▶ DATASET ROWS

★ ★ ★ ★

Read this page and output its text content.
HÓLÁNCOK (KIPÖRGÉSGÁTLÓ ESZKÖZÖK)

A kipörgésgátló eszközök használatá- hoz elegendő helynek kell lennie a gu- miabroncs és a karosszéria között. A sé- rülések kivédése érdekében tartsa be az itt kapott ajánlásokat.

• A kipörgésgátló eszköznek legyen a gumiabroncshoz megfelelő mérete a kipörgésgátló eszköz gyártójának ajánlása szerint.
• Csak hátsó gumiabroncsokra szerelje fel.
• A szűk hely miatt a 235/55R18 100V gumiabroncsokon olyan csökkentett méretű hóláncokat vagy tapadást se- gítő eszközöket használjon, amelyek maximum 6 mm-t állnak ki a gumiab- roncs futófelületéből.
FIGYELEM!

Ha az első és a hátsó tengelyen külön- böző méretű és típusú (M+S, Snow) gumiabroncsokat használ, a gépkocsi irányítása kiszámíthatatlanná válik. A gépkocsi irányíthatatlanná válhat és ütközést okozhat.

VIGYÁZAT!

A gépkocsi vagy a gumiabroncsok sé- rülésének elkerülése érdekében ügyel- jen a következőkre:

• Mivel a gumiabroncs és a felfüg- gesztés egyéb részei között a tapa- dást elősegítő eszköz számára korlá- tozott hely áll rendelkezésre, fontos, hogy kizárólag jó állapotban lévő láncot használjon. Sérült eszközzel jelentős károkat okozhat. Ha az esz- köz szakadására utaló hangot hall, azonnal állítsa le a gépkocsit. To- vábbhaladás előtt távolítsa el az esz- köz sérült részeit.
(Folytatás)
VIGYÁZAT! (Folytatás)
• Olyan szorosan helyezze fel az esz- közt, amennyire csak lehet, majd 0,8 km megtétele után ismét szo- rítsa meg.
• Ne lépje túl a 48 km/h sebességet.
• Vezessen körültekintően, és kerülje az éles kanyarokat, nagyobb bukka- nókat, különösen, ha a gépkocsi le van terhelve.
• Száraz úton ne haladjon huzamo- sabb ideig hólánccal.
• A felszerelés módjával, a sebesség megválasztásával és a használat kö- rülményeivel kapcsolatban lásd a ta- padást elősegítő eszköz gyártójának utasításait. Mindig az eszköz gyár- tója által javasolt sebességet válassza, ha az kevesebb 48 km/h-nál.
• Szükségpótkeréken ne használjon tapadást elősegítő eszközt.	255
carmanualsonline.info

★ ★ ★ ★

Copy out each line of the data where the string "vagy" appears.

▶ THE RESULT
• A szűk hely miatt a 235/55R18 100V gumiabroncsokon olyan csökkentett méretű hóláncokat vagy tapadást se- gítő eszközöket használjon, amelyek maximum 6 mm-t állnak ki a gumiab- roncs futófelületéből.
A gépkocsi vagy a gumiabroncsok sé- rülésének elkerülése érdekében ügyel- jen a következőkre:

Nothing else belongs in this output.